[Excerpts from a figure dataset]
::::

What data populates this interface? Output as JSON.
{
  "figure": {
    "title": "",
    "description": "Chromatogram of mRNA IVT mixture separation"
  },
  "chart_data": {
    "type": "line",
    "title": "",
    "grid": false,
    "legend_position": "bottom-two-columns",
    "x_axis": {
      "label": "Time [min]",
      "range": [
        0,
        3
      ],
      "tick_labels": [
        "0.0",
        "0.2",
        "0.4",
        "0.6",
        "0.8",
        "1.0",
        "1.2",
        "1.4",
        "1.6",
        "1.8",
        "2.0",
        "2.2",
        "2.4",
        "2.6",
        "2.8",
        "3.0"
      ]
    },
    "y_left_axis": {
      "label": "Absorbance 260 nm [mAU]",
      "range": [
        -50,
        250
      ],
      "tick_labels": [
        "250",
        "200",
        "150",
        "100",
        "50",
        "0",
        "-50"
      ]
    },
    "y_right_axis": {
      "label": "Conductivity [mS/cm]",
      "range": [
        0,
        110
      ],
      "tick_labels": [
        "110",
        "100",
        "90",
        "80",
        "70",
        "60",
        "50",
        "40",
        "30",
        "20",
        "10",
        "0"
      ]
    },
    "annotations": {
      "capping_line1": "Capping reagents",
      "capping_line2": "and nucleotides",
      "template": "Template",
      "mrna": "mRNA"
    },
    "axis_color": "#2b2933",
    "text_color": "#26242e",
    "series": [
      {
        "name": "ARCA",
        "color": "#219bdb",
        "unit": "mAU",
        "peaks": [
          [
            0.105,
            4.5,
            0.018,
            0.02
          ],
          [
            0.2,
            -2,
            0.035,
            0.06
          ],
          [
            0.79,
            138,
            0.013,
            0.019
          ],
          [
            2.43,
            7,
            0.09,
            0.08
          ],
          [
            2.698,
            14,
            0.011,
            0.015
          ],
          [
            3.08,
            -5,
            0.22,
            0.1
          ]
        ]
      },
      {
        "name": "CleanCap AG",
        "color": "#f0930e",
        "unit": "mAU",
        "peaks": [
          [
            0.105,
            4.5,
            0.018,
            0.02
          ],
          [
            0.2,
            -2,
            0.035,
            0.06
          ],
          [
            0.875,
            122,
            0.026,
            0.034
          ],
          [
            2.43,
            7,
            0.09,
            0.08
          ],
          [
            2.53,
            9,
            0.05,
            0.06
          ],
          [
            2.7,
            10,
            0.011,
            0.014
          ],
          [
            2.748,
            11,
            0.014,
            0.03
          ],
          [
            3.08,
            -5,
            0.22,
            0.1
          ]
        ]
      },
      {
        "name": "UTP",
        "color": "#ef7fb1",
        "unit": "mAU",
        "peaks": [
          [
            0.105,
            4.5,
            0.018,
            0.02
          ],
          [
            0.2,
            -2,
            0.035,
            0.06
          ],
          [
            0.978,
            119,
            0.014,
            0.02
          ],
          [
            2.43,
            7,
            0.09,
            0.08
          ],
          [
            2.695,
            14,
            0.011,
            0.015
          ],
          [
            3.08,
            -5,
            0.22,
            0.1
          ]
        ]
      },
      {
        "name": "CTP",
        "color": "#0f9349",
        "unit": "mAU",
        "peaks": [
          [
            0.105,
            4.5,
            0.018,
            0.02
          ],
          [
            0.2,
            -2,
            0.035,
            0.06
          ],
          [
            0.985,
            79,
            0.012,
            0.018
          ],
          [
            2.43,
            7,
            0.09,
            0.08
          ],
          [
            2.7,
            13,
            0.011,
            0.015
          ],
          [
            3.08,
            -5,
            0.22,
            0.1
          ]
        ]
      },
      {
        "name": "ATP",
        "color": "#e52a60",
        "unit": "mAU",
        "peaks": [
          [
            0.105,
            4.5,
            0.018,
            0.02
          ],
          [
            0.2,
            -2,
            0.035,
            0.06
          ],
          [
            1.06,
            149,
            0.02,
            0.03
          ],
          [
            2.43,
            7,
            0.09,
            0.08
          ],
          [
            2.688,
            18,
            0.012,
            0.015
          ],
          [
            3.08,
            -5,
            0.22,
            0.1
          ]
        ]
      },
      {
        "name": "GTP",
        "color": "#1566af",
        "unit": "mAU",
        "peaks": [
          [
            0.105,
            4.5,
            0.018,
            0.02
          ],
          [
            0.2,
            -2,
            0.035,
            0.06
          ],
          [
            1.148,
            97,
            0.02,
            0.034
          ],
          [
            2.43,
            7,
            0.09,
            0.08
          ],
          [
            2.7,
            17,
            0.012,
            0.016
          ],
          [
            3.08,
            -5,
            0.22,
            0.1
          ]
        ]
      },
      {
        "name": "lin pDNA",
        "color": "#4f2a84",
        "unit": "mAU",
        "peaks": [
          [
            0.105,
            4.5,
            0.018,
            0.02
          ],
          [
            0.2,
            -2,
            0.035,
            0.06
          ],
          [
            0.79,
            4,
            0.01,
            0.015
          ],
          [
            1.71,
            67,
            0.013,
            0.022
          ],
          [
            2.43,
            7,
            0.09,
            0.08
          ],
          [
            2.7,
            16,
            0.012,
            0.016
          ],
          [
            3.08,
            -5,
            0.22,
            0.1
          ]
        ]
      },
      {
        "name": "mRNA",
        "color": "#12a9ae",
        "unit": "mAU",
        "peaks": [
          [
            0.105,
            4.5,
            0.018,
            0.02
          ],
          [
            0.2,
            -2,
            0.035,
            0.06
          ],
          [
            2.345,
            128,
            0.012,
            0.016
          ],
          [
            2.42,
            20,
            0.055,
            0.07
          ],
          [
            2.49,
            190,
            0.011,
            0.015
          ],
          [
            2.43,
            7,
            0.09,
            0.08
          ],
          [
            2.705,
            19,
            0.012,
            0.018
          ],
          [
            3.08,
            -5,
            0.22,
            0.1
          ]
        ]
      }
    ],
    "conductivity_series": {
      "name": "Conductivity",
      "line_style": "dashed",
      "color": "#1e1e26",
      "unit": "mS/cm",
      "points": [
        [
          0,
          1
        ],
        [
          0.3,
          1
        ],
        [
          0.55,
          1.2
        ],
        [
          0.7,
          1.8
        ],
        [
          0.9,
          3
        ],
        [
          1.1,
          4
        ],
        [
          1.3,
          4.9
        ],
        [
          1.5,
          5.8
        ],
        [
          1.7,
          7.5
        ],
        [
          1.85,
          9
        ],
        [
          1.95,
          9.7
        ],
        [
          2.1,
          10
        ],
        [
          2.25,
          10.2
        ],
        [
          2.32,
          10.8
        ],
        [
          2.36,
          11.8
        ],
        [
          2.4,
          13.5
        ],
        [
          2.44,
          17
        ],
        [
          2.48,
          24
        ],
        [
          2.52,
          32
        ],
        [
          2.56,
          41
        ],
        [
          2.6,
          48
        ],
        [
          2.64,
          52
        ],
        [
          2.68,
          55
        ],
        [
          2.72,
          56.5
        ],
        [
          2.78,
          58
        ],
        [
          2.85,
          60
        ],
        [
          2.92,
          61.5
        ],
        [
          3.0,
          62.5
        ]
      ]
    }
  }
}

::::

▸ **EXERCISE DETAILS**
Transcribe all of the records exactly.

▸ **ANSWER TO THE EXERCISE**
What data populates this interface? Output as JSON.
{
  "figure": {
    "title": "",
    "description": "Chromatogram of mRNA IVT mixture separation"
  },
  "chart_data": {
    "type": "line",
    "title": "",
    "grid": false,
    "legend_position": "bottom-two-columns",
    "x_axis": {
      "label": "Time [min]",
      "range": [
        0,
        3
      ],
      "tick_labels": [
        "0.0",
        "0.2",
        "0.4",
        "0.6",
        "0.8",
        "1.0",
        "1.2",
        "1.4",
        "1.6",
        "1.8",
        "2.0",
        "2.2",
        "2.4",
        "2.6",
        "2.8",
        "3.0"
      ]
    },
    "y_left_axis": {
      "label": "Absorbance 260 nm [mAU]",
      "range": [
        -50,
        250
      ],
      "tick_labels": [
        "250",
        "200",
        "150",
        "100",
        "50",
        "0",
        "-50"
      ]
    },
    "y_right_axis": {
      "label": "Conductivity [mS/cm]",
      "range": [
        0,
        110
      ],
      "tick_labels": [
        "110",
        "100",
        "90",
        "80",
        "70",
        "60",
        "50",
        "40",
        "30",
        "20",
        "10",
        "0"
      ]
    },
    "annotations": {
      "capping_line1": "Capping reagents",
      "capping_line2": "and nucleotides",
      "template": "Template",
      "mrna": "mRNA"
    },
    "axis_color": "#2b2933",
    "text_color": "#26242e",
    "series": [
      {
        "name": "ARCA",
        "color": "#219bdb",
        "unit": "mAU",
        "peaks": [
          [
            0.105,
            4.5,
            0.018,
            0.02
          ],
          [
            0.2,
            -2,
            0.035,
            0.06
          ],
          [
            0.79,
            138,
            0.013,
            0.019
          ],
          [
            2.43,
            7,
            0.09,
            0.08
          ],
          [
            2.698,
            14,
            0.011,
            0.015
          ],
          [
            3.08,
            -5,
            0.22,
            0.1
          ]
        ]
      },
      {
        "name": "CleanCap AG",
        "color": "#f0930e",
        "unit": "mAU",
        "peaks": [
          [
            0.105,
            4.5,
            0.018,
            0.02
          ],
          [
            0.2,
            -2,
            0.035,
            0.06
          ],
          [
            0.875,
            122,
            0.026,
            0.034
          ],
          [
            2.43,
            7,
            0.09,
            0.08
          ],
          [
            2.53,
            9,
            0.05,
            0.06
          ],
          [
            2.7,
            10,
            0.011,
            0.014
          ],
          [
            2.748,
            11,
            0.014,
            0.03
          ],
          [
            3.08,
            -5,
            0.22,
            0.1
          ]
        ]
      },
      {
        "name": "UTP",
        "color": "#ef7fb1",
        "unit": "mAU",
        "peaks": [
          [
            0.105,
            4.5,
            0.018,
            0.02
          ],
          [
            0.2,
            -2,
            0.035,
            0.06
          ],
          [
            0.978,
            119,
            0.014,
            0.02
          ],
          [
            2.43,
            7,
            0.09,
            0.08
          ],
          [
            2.695,
            14,
            0.011,
            0.015
          ],
          [
            3.08,
            -5,
            0.22,
            0.1
          ]
        ]
      },
      {
        "name": "CTP",
        "color": "#0f9349",
        "unit": "mAU",
        "peaks": [
          [
            0.105,
            4.5,
            0.018,
            0.02
          ],
          [
            0.2,
            -2,
            0.035,
            0.06
          ],
          [
            0.985,
            79,
            0.012,
            0.018
          ],
          [
            2.43,
            7,
            0.09,
            0.08
          ],
          [
            2.7,
            13,
            0.011,
            0.015
          ],
          [
            3.08,
            -5,
            0.22,
            0.1
          ]
        ]
      },
      {
        "name": "ATP",
        "color": "#e52a60",
        "unit": "mAU",
        "peaks": [
          [
            0.105,
            4.5,
            0.018,
            0.02
          ],
          [
            0.2,
            -2,
            0.035,
            0.06
          ],
          [
            1.06,
            149,
            0.02,
            0.03
          ],
          [
            2.43,
            7,
            0.09,
            0.08
          ],
          [
            2.688,
            18,
            0.012,
            0.015
          ],
          [
            3.08,
            -5,
            0.22,
            0.1
          ]
        ]
      },
      {
        "name": "GTP",
        "color": "#1566af",
        "unit": "mAU",
        "peaks": [
          [
            0.105,
            4.5,
            0.018,
            0.02
          ],
          [
            0.2,
            -2,
            0.035,
            0.06
          ],
          [
            1.148,
            97,
            0.02,
            0.034
          ],
          [
            2.43,
            7,
            0.09,
            0.08
          ],
          [
            2.7,
            17,
            0.012,
            0.016
          ],
          [
            3.08,
            -5,
            0.22,
            0.1
          ]
        ]
      },
      {
        "name": "lin pDNA",
        "color": "#4f2a84",
        "unit": "mAU",
        "peaks": [
          [
            0.105,
            4.5,
            0.018,
            0.02
          ],
          [
            0.2,
            -2,
            0.035,
            0.06
          ],
          [
            0.79,
            4,
            0.01,
            0.015
          ],
          [
            1.71,
            67,
            0.013,
            0.022
          ],
          [
            2.43,
            7,
            0.09,
            0.08
          ],
          [
            2.7,
            16,
            0.012,
            0.016
          ],
          [
            3.08,
            -5,
            0.22,
            0.1
          ]
        ]
      },
      {
        "name": "mRNA",
        "color": "#12a9ae",
        "unit": "mAU",
        "peaks": [
          [
            0.105,
            4.5,
            0.018,
            0.02
          ],
          [
            0.2,
            -2,
            0.035,
            0.06
          ],
          [
            2.345,
            128,
            0.012,
            0.016
          ],
          [
            2.42,
            20,
            0.055,
            0.07
          ],
          [
            2.49,
            190,
            0.011,
            0.015
          ],
          [
            2.43,
            7,
            0.09,
            0.08
          ],
          [
            2.705,
            19,
            0.012,
            0.018
          ],
          [
            3.08,
            -5,
            0.22,
            0.1
          ]
        ]
      }
    ],
    "conductivity_series": {
      "name": "Conductivity",
      "line_style": "dashed",
      "color": "#1e1e26",
      "unit": "mS/cm",
      "points": [
        [
          0,
          1
        ],
        [
          0.3,
          1
        ],
        [
          0.55,
          1.2
        ],
        [
          0.7,
          1.8
        ],
        [
          0.9,
          3
        ],
        [
          1.1,
          4
        ],
        [
          1.3,
          4.9
        ],
        [
          1.5,
          5.8
        ],
        [
          1.7,
          7.5
        ],
        [
          1.85,
          9
        ],
        [
          1.95,
          9.7
        ],
        [
          2.1,
          10
        ],
        [
          2.25,
          10.2
        ],
        [
          2.32,
          10.8
        ],
        [
          2.36,
          11.8
        ],
        [
          2.4,
          13.5
        ],
        [
          2.44,
          17
        ],
        [
          2.48,
          24
        ],
        [
          2.52,
          32
        ],
        [
          2.56,
          41
        ],
        [
          2.6,
          48
        ],
        [
          2.64,
          52
        ],
        [
          2.68,
          55
        ],
        [
          2.72,
          56.5
        ],
        [
          2.78,
          58
        ],
        [
          2.85,
          60
        ],
        [
          2.92,
          61.5
        ],
        [
          3.0,
          62.5
        ]
      ]
    }
  }
}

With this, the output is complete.